▸ Exercise text:

###

FIELD OF INVENTION:
The present invention relates to a process for the preparation of 2-chloro-4-fluorotoluene.
More particularly, the present invention relates to a process for the preparation of 2-chloro-4-
fluorotoluene in presence of a diazotizing agent and a fluorinating agent.
BACKGROUND OF INVENTION:
In recent years, with the rapid development of pesticides, pharmaceuticals and other chemical
industries, there is a growing demand of aromatic fluoro intermediates e.g. chemicals
containing a fluorophenyl group. Brominated or chlorinated aromatic compounds are easily
obtained by electrophilic halogenation with molecular bromine or chlorine but fluoroaromatic
compounds are rarely synthesized by fluorination with fluorine as this reaction is difficult to
control. Further, traditional and cost-effective fluorinating reagents such as fluorine gas,
hydrogen fluoride and tetrafluoroboric acid are corrosive, toxic and therefore, require special
handling and equipment. In addition, they cannot be used with intermediates containing other
sensitive functional groups. Thus, the synthesis of aromatic fluoro-compounds is not trivial at
industrial scale as it requires special equipment, materials of construction, reaction conditions
and controls to tackle the difficulty in safely handling and disposing of fluorinating reagents.

###

▸ The data:
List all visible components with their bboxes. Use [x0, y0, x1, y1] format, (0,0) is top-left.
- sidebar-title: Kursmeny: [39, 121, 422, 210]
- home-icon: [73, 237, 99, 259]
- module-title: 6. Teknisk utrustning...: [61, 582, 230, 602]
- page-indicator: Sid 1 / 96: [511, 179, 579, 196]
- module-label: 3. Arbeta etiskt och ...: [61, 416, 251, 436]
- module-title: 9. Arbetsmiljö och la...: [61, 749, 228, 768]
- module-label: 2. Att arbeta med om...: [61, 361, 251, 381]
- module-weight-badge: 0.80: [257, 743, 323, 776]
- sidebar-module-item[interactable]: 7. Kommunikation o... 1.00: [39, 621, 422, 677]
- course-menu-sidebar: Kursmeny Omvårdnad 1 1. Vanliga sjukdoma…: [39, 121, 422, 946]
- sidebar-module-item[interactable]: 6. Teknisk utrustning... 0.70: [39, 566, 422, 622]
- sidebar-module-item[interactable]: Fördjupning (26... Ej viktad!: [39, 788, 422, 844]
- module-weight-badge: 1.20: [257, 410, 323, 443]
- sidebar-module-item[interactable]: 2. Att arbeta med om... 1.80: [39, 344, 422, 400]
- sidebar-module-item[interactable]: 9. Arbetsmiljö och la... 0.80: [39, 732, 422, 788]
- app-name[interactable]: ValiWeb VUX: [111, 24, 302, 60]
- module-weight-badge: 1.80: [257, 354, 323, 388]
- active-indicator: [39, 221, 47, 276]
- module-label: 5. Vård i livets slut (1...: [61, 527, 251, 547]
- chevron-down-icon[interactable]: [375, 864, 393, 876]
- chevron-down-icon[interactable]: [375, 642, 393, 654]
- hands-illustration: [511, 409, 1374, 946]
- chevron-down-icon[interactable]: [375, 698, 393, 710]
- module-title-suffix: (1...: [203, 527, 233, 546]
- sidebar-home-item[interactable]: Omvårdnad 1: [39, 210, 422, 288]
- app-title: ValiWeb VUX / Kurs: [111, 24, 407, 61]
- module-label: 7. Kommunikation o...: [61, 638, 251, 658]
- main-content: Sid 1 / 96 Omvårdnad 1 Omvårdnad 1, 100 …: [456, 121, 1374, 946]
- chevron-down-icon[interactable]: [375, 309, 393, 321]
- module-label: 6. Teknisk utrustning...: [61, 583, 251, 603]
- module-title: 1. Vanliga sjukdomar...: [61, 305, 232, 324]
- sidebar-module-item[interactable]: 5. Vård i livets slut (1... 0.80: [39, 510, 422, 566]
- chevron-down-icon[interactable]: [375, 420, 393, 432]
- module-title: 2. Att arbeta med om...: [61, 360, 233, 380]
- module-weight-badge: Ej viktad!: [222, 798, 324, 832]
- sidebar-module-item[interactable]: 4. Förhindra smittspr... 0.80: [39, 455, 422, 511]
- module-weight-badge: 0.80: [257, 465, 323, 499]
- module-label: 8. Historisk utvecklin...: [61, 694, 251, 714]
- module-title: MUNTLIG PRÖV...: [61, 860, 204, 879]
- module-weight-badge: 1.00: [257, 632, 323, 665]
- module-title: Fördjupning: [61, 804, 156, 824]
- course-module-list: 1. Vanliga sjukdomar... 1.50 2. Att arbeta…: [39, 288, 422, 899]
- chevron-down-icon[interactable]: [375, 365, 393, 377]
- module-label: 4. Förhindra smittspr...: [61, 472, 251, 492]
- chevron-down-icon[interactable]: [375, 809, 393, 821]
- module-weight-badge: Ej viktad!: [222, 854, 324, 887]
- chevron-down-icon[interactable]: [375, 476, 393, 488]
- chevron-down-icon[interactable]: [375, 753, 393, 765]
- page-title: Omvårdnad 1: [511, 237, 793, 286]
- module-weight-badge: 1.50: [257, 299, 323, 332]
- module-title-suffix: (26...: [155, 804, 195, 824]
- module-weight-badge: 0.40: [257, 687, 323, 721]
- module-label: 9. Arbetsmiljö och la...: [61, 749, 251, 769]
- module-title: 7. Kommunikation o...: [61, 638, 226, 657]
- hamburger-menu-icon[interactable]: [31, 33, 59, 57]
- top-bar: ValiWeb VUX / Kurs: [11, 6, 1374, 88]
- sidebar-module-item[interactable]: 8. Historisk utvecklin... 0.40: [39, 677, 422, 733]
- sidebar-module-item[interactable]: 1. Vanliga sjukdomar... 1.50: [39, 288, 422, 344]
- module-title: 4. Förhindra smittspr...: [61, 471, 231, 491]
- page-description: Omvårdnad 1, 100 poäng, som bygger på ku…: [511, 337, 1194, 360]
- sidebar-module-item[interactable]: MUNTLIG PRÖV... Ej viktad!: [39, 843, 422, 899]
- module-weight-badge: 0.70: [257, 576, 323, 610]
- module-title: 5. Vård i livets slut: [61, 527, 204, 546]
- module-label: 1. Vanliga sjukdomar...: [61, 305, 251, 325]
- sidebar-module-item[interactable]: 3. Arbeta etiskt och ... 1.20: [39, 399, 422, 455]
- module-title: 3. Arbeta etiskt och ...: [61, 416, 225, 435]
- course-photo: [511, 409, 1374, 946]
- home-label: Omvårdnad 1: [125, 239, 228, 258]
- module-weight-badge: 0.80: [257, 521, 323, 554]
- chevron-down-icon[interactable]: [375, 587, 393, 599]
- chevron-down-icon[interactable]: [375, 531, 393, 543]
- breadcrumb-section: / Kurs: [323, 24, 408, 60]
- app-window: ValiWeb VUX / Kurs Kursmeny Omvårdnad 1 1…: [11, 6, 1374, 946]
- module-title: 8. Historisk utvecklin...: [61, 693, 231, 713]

###

▸ Activity 1:
Reproduce the stretch of the 2-chloro-4-fluorotoluene text from "More particularly, the" through "a fluorinating agent.".
▸ Activity 2:
Answer from the 2-chloro-4-fluorotoluene text:
(a) The process is carried out in the presence of which two agents?
(b) Why are fluoroaromatic compounds rarely synthesized by fluorination with fluorine?
(c) Which three traditional fluorinating reagents are named as corrosive and toxic?
▸ Activity 3:
Resume the 2-chloro-4-fluorotoluene text after its last sentence.

▸ Exercise response 1:
More particularly, the present invention relates to a process for the preparation of 2-chloro-4-
fluorotoluene in presence of a diazotizing agent and a fluorinating agent.

▸ Exercise response 2:
(a) A diazotizing agent and a fluorinating agent.
(b) The reaction is difficult to control.
(c) Fluorine gas, hydrogen fluoride and tetrafluoroboric acid.

▸ Exercise response 3:
2-Chloro-4-fluorotoluenes which are useful as pesticide intermediates can be synthesized
through various chemical transformations. The commonly known method for the
regiospecific introduction of a fluorine atom to arenes is the Balz-Schiemann reaction, a
classical method for replacing the diazonium group of aryldiazonium salts with
tetrafluoroboric acid (HBF4).
Fluoroaromatic compounds are generally prepared by diazotizing an aromatic amine, such as
aniline, in anhydrous HF, usually at 0 °C, followed by thermal decomposition of the
aryldiazonium fluoride. When the diazotization is carried out in aqueous medium with
hydrochloric acid and sodium nitrite, chlorinated impurities may be formed during the fluorodediazotization
reaction.
Organic Letters, 2017, 19(12), pp 3075-3078 discloses the synthesis of aryldiazonium salt
using tetrafluoroboric acid (HBF4).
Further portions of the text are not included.